Start

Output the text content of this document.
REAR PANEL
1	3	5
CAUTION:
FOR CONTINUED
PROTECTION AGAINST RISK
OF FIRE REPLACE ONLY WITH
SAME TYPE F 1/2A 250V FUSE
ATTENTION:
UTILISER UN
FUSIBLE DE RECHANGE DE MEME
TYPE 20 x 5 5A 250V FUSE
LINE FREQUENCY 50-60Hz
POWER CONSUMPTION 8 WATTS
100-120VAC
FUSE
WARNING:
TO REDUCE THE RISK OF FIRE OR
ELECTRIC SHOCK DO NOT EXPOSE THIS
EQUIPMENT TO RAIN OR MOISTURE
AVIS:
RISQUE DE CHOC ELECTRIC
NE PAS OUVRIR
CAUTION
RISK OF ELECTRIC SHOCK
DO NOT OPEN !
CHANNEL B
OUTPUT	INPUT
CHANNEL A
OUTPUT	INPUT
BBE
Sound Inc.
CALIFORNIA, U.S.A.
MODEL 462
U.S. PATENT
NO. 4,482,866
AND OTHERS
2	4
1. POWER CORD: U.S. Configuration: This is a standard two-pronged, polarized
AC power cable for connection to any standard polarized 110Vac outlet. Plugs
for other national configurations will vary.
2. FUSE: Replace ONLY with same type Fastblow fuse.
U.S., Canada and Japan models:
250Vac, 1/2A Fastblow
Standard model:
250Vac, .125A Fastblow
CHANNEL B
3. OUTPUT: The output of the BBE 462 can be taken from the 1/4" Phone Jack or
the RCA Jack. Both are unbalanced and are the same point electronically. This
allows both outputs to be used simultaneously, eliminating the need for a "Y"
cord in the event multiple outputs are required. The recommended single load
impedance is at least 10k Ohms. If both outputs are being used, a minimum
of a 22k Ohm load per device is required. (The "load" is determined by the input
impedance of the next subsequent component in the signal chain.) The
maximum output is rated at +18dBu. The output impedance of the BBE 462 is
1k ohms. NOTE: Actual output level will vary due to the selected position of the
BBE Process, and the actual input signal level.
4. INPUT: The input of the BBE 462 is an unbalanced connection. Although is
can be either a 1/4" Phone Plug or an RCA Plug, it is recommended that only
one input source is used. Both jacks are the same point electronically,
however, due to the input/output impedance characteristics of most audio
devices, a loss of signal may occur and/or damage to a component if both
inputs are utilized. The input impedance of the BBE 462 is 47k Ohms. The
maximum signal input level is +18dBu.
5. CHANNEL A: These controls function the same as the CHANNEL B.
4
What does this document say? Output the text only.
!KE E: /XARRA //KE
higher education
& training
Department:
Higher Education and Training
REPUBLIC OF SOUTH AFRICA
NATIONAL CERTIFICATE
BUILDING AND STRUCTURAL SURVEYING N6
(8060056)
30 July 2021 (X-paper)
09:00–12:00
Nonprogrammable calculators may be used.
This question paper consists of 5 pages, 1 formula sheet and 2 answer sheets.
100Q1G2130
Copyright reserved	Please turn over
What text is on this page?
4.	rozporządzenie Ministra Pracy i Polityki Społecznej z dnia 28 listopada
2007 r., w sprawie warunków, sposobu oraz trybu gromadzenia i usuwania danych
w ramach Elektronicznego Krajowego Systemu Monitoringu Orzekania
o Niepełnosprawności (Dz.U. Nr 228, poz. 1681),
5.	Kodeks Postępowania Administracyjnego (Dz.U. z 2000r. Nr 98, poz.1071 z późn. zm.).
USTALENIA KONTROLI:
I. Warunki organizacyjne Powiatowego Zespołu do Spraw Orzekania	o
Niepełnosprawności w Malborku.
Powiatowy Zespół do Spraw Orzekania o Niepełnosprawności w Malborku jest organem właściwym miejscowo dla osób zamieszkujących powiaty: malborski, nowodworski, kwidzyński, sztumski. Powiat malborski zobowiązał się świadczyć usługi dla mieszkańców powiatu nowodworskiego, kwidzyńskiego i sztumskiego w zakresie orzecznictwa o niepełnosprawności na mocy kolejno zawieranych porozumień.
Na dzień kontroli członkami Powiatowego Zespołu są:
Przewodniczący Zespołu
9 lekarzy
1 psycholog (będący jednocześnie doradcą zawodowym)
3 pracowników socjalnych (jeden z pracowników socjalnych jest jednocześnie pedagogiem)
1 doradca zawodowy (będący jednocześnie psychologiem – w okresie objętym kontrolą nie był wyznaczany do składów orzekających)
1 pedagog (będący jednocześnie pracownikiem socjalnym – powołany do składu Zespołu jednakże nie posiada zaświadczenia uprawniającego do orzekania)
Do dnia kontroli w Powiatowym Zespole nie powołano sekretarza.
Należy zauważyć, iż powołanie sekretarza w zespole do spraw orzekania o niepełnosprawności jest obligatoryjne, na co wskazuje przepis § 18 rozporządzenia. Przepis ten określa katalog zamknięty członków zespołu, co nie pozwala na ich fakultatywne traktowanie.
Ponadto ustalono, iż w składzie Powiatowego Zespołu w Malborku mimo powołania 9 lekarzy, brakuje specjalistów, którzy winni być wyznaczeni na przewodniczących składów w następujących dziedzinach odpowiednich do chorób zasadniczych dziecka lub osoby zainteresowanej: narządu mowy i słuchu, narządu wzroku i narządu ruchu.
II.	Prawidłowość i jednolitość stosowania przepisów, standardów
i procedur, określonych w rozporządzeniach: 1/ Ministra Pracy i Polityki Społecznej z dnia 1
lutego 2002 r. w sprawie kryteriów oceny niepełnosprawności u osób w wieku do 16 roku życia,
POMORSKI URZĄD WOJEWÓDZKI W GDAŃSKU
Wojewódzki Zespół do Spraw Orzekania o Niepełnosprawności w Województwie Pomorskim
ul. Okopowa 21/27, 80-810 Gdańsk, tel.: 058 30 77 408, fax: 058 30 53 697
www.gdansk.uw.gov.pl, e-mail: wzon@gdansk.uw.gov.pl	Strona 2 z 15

End

# Task objective
Show all lines above holding "CHANNEL".

# The result
CHANNEL B
CHANNEL A
CHANNEL B
5. CHANNEL A: These controls function the same as the CHANNEL B.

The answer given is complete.